• Dataset rows about figures:
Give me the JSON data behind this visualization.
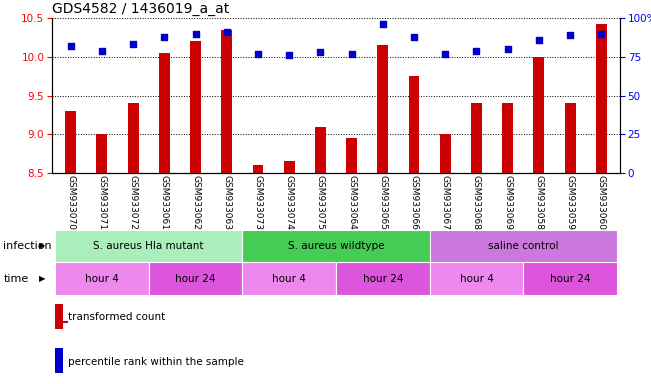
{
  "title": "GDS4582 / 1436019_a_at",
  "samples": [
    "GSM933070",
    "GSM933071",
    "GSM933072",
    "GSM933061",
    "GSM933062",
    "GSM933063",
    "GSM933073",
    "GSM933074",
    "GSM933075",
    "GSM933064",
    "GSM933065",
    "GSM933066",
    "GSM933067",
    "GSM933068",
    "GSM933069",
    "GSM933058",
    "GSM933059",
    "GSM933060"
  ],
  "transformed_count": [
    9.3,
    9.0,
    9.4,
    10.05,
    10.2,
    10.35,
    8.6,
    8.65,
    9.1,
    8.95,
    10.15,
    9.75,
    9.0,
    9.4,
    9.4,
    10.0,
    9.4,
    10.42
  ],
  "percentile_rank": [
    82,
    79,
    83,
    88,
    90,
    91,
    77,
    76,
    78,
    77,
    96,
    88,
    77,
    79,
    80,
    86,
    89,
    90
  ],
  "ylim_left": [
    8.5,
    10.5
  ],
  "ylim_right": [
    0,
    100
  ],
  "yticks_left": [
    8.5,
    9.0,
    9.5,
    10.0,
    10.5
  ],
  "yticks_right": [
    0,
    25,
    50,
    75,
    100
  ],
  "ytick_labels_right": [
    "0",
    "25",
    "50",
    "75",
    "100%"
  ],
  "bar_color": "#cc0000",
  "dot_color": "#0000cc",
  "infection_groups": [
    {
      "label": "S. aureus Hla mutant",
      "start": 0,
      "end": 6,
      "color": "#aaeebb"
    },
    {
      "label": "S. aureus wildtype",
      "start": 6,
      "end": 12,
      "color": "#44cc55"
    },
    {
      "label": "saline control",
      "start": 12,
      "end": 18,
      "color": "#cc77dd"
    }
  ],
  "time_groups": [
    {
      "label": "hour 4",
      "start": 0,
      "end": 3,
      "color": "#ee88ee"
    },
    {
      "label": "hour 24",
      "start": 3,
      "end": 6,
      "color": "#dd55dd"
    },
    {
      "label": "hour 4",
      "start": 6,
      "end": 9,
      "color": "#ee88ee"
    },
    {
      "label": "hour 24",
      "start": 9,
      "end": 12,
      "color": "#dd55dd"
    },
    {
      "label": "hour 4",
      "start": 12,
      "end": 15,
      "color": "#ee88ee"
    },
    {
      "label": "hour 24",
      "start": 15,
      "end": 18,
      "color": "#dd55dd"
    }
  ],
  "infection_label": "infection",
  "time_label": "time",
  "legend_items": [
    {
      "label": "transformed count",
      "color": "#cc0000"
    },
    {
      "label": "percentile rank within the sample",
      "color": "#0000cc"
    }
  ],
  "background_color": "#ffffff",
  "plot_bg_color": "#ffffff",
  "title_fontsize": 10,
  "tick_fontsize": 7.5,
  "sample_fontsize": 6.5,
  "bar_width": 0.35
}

• What this task involves: The records above must be transcribed exactly. Pictures are left out of the copy.

• Result:
Give me the JSON data behind this visualization.
{
  "title": "GDS4582 / 1436019_a_at",
  "samples": [
    "GSM933070",
    "GSM933071",
    "GSM933072",
    "GSM933061",
    "GSM933062",
    "GSM933063",
    "GSM933073",
    "GSM933074",
    "GSM933075",
    "GSM933064",
    "GSM933065",
    "GSM933066",
    "GSM933067",
    "GSM933068",
    "GSM933069",
    "GSM933058",
    "GSM933059",
    "GSM933060"
  ],
  "transformed_count": [
    9.3,
    9.0,
    9.4,
    10.05,
    10.2,
    10.35,
    8.6,
    8.65,
    9.1,
    8.95,
    10.15,
    9.75,
    9.0,
    9.4,
    9.4,
    10.0,
    9.4,
    10.42
  ],
  "percentile_rank": [
    82,
    79,
    83,
    88,
    90,
    91,
    77,
    76,
    78,
    77,
    96,
    88,
    77,
    79,
    80,
    86,
    89,
    90
  ],
  "ylim_left": [
    8.5,
    10.5
  ],
  "ylim_right": [
    0,
    100
  ],
  "yticks_left": [
    8.5,
    9.0,
    9.5,
    10.0,
    10.5
  ],
  "yticks_right": [
    0,
    25,
    50,
    75,
    100
  ],
  "ytick_labels_right": [
    "0",
    "25",
    "50",
    "75",
    "100%"
  ],
  "bar_color": "#cc0000",
  "dot_color": "#0000cc",
  "infection_groups": [
    {
      "label": "S. aureus Hla mutant",
      "start": 0,
      "end": 6,
      "color": "#aaeebb"
    },
    {
      "label": "S. aureus wildtype",
      "start": 6,
      "end": 12,
      "color": "#44cc55"
    },
    {
      "label": "saline control",
      "start": 12,
      "end": 18,
      "color": "#cc77dd"
    }
  ],
  "time_groups": [
    {
      "label": "hour 4",
      "start": 0,
      "end": 3,
      "color": "#ee88ee"
    },
    {
      "label": "hour 24",
      "start": 3,
      "end": 6,
      "color": "#dd55dd"
    },
    {
      "label": "hour 4",
      "start": 6,
      "end": 9,
      "color": "#ee88ee"
    },
    {
      "label": "hour 24",
      "start": 9,
      "end": 12,
      "color": "#dd55dd"
    },
    {
      "label": "hour 4",
      "start": 12,
      "end": 15,
      "color": "#ee88ee"
    },
    {
      "label": "hour 24",
      "start": 15,
      "end": 18,
      "color": "#dd55dd"
    }
  ],
  "infection_label": "infection",
  "time_label": "time",
  "legend_items": [
    {
      "label": "transformed count",
      "color": "#cc0000"
    },
    {
      "label": "percentile rank within the sample",
      "color": "#0000cc"
    }
  ],
  "background_color": "#ffffff",
  "plot_bg_color": "#ffffff",
  "title_fontsize": 10,
  "tick_fontsize": 7.5,
  "sample_fontsize": 6.5,
  "bar_width": 0.35
}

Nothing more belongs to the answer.